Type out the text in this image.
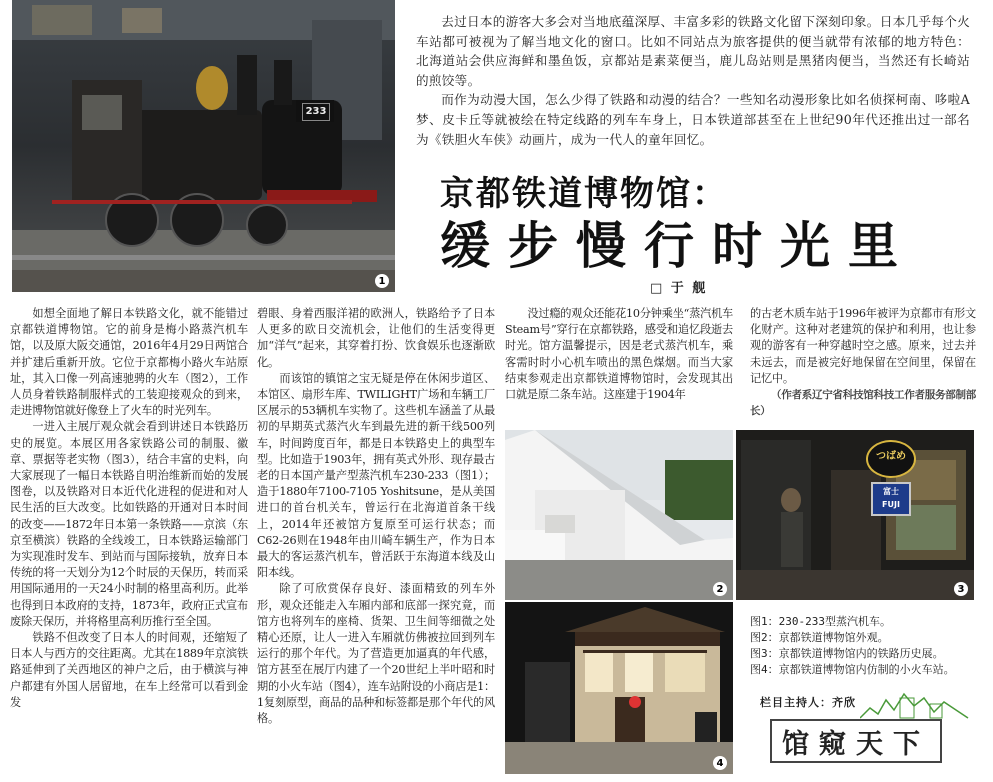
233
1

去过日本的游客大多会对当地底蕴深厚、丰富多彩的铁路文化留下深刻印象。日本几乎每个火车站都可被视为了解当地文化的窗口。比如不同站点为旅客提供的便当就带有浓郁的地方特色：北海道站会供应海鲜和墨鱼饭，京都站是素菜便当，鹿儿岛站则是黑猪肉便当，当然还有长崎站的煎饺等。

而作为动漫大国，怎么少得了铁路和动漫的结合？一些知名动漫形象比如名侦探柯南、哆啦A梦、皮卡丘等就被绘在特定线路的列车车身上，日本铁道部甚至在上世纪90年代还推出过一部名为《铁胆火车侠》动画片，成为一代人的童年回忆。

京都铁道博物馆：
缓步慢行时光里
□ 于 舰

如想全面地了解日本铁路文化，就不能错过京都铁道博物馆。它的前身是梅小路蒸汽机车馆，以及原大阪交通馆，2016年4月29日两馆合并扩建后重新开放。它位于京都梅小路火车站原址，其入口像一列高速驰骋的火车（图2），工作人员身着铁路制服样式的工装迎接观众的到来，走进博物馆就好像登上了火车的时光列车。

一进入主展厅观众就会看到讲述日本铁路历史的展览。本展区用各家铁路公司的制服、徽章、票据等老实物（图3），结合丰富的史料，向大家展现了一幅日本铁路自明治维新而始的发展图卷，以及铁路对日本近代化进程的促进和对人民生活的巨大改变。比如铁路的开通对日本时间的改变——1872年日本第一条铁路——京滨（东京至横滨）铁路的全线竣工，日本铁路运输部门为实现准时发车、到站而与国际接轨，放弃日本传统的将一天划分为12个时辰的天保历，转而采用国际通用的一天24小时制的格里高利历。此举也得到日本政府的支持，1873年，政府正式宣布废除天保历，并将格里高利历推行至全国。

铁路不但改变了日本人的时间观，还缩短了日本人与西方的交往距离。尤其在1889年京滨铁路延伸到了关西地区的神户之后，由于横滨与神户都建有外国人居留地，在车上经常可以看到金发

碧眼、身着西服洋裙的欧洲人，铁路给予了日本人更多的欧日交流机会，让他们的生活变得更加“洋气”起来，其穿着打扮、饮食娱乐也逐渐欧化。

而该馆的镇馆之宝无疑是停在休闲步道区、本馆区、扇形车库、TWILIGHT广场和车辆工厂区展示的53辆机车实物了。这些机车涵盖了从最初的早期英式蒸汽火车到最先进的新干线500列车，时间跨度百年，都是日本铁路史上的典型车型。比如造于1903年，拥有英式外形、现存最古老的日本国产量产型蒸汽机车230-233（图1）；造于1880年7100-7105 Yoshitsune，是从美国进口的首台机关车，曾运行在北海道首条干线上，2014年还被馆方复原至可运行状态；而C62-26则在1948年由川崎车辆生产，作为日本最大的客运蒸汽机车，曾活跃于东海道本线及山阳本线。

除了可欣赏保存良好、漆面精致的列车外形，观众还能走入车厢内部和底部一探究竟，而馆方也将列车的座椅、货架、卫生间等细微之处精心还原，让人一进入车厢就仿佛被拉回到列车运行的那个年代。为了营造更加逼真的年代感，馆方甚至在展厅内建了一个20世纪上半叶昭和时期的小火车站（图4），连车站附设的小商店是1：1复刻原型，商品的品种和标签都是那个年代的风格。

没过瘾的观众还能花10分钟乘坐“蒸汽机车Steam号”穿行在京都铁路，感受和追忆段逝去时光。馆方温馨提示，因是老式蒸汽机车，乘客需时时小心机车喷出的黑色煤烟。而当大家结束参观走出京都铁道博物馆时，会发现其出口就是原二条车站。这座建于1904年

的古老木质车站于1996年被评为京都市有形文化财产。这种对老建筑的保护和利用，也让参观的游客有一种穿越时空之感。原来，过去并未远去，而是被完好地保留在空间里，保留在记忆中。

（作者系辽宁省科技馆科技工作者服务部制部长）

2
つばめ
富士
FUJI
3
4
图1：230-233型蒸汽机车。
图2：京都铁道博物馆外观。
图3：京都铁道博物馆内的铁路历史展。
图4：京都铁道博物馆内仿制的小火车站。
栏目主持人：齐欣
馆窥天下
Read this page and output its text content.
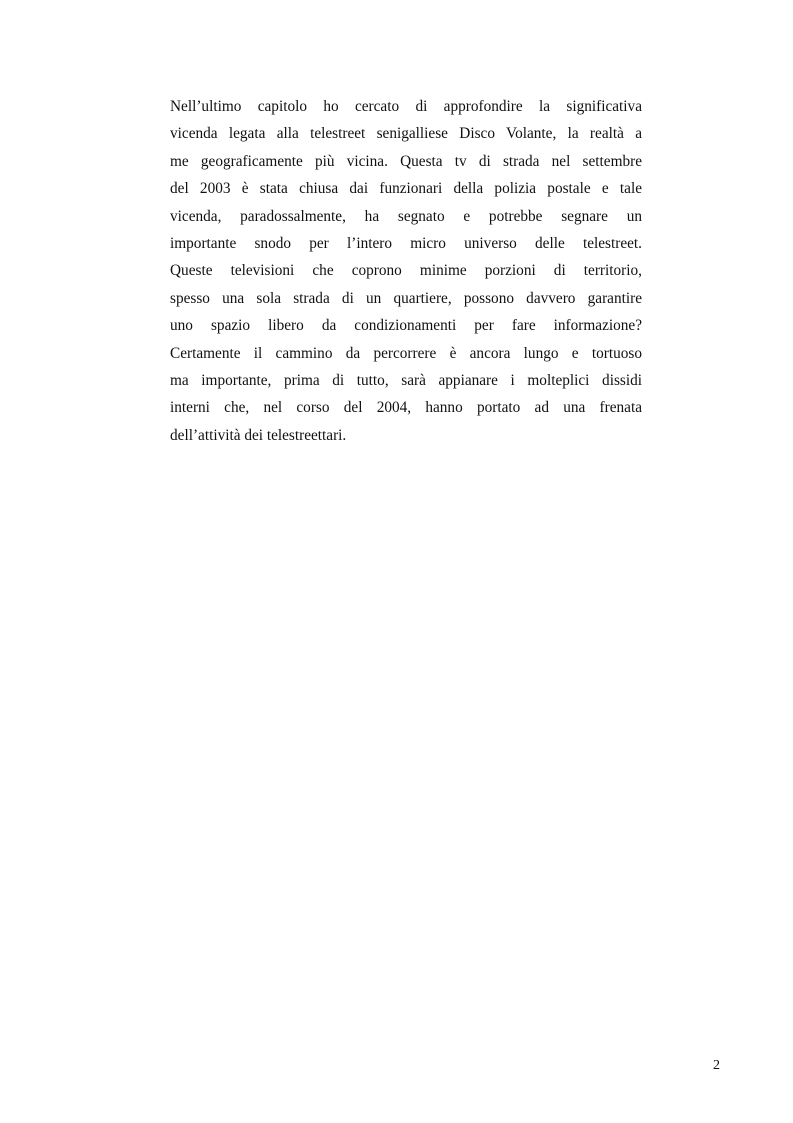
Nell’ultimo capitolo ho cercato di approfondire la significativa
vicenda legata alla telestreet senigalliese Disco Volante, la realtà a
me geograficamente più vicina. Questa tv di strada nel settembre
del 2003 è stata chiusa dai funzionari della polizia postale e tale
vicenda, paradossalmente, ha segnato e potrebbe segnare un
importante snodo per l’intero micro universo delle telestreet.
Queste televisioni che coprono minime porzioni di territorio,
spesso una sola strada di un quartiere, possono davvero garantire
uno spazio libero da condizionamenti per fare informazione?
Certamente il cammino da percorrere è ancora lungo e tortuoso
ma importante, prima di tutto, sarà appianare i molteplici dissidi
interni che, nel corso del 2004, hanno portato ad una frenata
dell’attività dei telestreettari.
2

□ □ □ □ □

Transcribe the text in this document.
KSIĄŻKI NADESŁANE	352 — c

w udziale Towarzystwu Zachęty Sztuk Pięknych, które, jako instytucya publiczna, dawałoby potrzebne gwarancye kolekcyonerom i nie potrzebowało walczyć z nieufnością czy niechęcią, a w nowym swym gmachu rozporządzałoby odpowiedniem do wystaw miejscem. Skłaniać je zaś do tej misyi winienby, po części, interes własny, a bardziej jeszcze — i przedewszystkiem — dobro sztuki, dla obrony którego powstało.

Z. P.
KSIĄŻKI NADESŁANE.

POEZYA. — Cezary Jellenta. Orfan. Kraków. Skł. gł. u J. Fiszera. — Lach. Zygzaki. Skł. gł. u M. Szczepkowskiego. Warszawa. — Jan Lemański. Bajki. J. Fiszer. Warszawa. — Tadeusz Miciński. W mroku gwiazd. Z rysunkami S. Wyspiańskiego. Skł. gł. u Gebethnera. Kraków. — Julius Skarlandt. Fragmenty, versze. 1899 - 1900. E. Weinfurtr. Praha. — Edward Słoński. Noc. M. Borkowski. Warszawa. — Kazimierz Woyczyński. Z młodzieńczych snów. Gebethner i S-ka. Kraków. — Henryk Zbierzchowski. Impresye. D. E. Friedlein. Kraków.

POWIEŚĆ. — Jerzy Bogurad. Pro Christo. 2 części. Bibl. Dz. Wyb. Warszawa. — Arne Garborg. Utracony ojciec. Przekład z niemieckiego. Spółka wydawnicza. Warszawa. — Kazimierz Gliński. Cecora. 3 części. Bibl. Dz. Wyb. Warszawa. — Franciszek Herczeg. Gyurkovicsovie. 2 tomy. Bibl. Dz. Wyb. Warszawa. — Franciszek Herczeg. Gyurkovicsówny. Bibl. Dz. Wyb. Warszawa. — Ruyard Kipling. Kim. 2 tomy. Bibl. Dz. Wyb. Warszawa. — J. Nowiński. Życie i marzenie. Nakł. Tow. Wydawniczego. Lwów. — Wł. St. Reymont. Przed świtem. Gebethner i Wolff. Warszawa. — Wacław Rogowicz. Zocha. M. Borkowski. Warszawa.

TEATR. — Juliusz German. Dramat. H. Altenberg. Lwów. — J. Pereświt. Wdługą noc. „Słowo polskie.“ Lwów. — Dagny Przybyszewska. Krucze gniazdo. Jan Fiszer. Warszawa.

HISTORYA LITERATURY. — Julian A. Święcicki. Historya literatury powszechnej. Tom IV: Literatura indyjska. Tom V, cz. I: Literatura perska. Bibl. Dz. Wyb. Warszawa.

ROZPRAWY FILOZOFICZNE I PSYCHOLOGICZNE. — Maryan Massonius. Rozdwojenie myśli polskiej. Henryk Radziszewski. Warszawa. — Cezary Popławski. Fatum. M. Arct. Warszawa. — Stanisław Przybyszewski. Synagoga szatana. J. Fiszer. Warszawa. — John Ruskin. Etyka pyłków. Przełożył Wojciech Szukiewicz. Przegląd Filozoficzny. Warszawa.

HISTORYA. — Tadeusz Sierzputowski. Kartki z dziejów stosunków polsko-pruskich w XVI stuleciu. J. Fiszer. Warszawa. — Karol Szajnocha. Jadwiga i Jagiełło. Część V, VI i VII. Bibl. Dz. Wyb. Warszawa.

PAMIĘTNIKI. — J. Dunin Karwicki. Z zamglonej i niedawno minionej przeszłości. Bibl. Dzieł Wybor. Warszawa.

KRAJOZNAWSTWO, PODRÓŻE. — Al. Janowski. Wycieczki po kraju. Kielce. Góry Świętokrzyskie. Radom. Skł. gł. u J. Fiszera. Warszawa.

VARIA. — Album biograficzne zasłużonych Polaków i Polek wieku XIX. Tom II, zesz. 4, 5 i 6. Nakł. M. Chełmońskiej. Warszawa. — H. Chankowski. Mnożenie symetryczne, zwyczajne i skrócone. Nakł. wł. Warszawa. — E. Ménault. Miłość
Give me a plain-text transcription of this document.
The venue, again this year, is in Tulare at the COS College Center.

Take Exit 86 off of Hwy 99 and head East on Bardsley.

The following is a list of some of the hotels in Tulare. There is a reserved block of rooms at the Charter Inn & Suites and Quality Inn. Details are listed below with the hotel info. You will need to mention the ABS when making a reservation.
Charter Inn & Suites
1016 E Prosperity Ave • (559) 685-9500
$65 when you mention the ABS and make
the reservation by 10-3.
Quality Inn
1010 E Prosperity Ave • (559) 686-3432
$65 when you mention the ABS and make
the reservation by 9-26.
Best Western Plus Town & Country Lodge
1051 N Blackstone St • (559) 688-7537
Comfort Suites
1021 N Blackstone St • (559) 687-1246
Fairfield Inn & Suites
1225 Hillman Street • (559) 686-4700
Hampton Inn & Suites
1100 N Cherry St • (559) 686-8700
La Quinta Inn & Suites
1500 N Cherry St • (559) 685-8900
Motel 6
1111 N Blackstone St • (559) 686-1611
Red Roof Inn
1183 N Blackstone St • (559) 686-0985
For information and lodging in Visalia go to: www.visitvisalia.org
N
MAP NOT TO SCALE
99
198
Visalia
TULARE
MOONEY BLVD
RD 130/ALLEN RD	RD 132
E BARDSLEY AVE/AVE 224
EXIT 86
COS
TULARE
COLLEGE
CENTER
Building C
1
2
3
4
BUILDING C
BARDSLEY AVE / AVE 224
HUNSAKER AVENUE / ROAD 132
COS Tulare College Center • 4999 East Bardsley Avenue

□ □ □ □ □

_SET PROBLEM_. Tally how many lines in the material above hold the word "Tadeusz". Write only that number.

_RESPONSE_. 2